▶ _Instructions to follow_
Omit all images. Write out the rest of the material exactly.

▶ _Material for this exercise_
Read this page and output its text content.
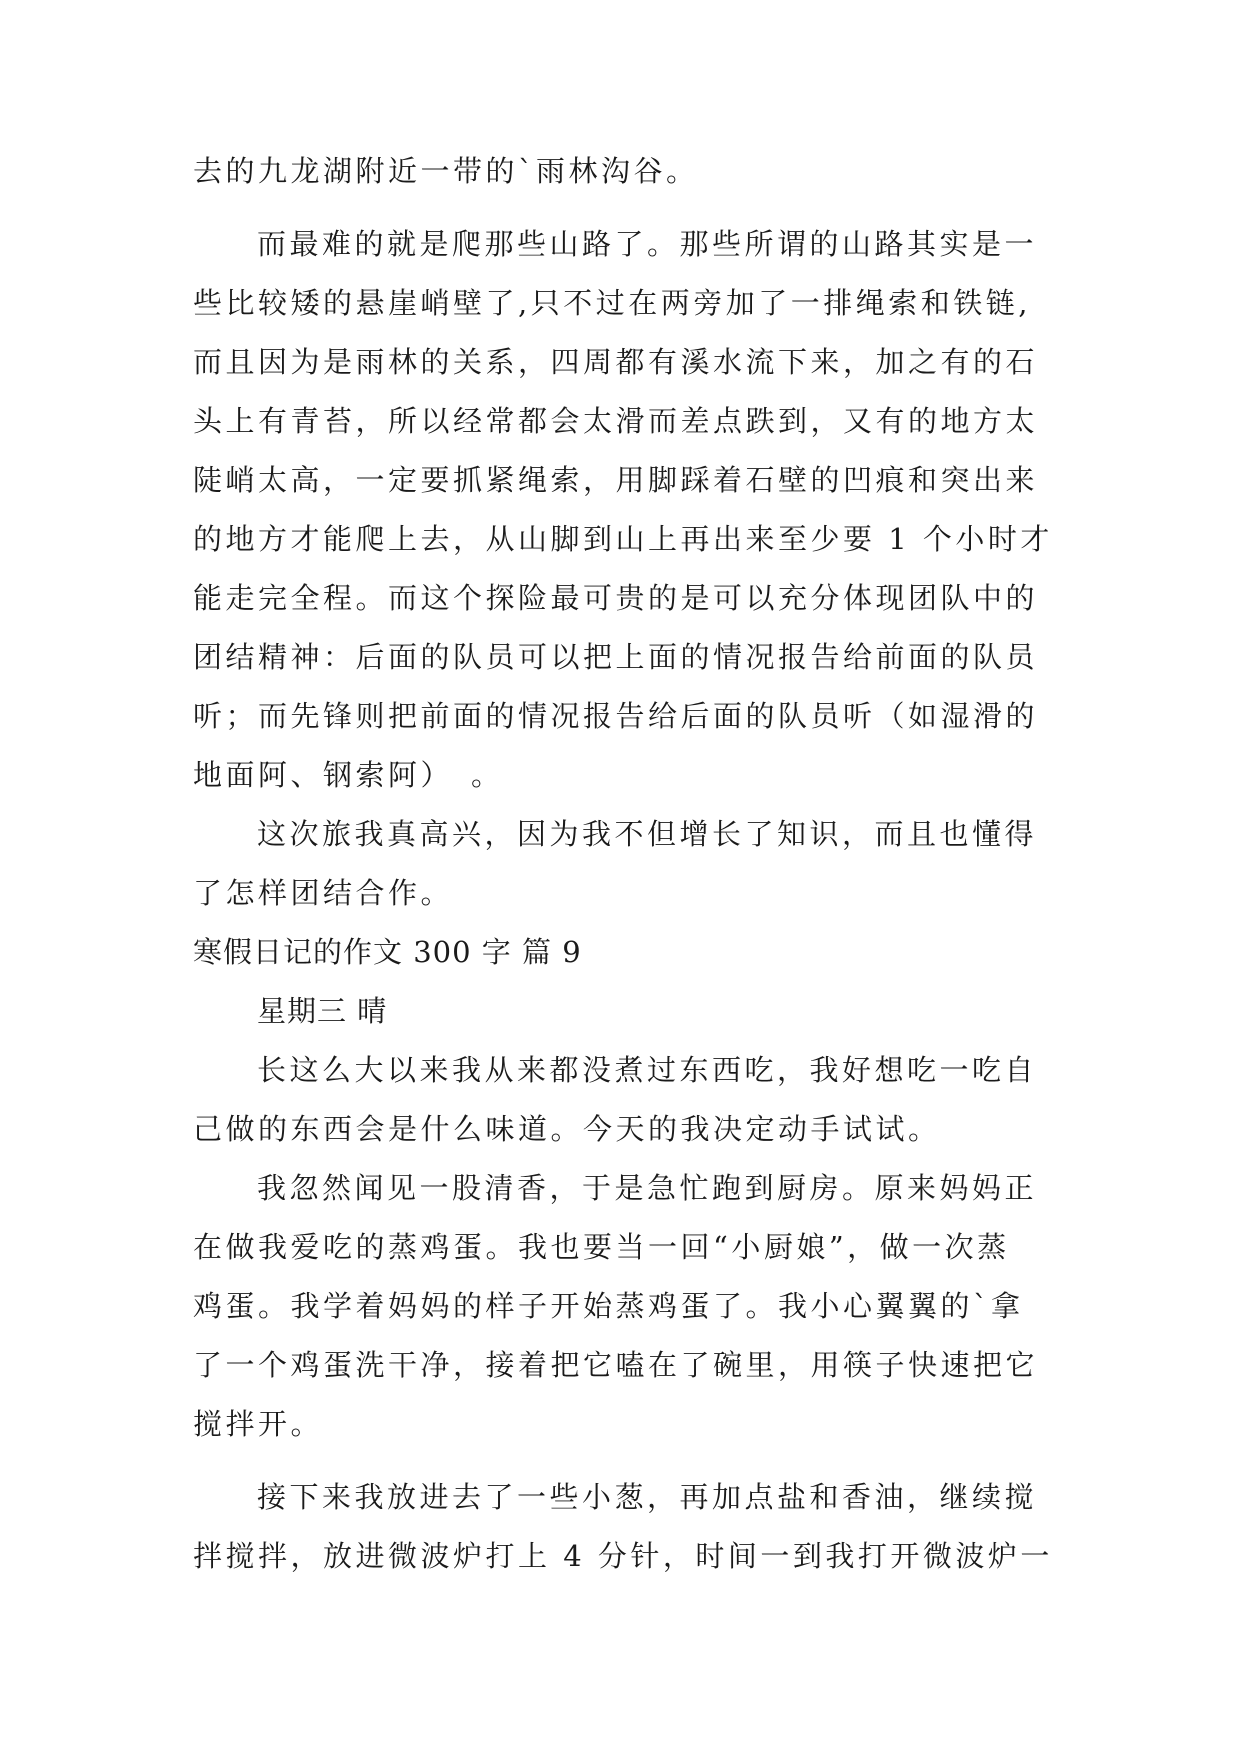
去的九龙湖附近一带的`雨林沟谷。
而最难的就是爬那些山路了。那些所谓的山路其实是一
些比较矮的悬崖峭壁了,只不过在两旁加了一排绳索和铁链,
而且因为是雨林的关系，四周都有溪水流下来，加之有的石
头上有青苔，所以经常都会太滑而差点跌到，又有的地方太
陡峭太高，一定要抓紧绳索，用脚踩着石壁的凹痕和突出来
的地方才能爬上去，从山脚到山上再出来至少要 1 个小时才
能走完全程。而这个探险最可贵的是可以充分体现团队中的
团结精神：后面的队员可以把上面的情况报告给前面的队员
听；而先锋则把前面的情况报告给后面的队员听（如湿滑的
地面阿、钢索阿）　。
这次旅我真高兴，因为我不但增长了知识，而且也懂得
了怎样团结合作。
寒假日记的作文 300 字 篇 9
星期三 晴
长这么大以来我从来都没煮过东西吃，我好想吃一吃自
己做的东西会是什么味道。今天的我决定动手试试。
我忽然闻见一股清香，于是急忙跑到厨房。原来妈妈正
在做我爱吃的蒸鸡蛋。我也要当一回“小厨娘”，做一次蒸
鸡蛋。我学着妈妈的样子开始蒸鸡蛋了。我小心翼翼的`拿
了一个鸡蛋洗干净，接着把它嗑在了碗里，用筷子快速把它
搅拌开。
接下来我放进去了一些小葱，再加点盐和香油，继续搅
拌搅拌，放进微波炉打上 4 分针，时间一到我打开微波炉一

▶ _Answer to this problem_
Read this page and output its text content.
去的九龙湖附近一带的`雨林沟谷。
而最难的就是爬那些山路了。那些所谓的山路其实是一
些比较矮的悬崖峭壁了,只不过在两旁加了一排绳索和铁链,
而且因为是雨林的关系，四周都有溪水流下来，加之有的石
头上有青苔，所以经常都会太滑而差点跌到，又有的地方太
陡峭太高，一定要抓紧绳索，用脚踩着石壁的凹痕和突出来
的地方才能爬上去，从山脚到山上再出来至少要 1 个小时才
能走完全程。而这个探险最可贵的是可以充分体现团队中的
团结精神：后面的队员可以把上面的情况报告给前面的队员
听；而先锋则把前面的情况报告给后面的队员听（如湿滑的
地面阿、钢索阿）　。
这次旅我真高兴，因为我不但增长了知识，而且也懂得
了怎样团结合作。
寒假日记的作文 300 字 篇 9
星期三 晴
长这么大以来我从来都没煮过东西吃，我好想吃一吃自
己做的东西会是什么味道。今天的我决定动手试试。
我忽然闻见一股清香，于是急忙跑到厨房。原来妈妈正
在做我爱吃的蒸鸡蛋。我也要当一回“小厨娘”，做一次蒸
鸡蛋。我学着妈妈的样子开始蒸鸡蛋了。我小心翼翼的`拿
了一个鸡蛋洗干净，接着把它嗑在了碗里，用筷子快速把它
搅拌开。
接下来我放进去了一些小葱，再加点盐和香油，继续搅
拌搅拌，放进微波炉打上 4 分针，时间一到我打开微波炉一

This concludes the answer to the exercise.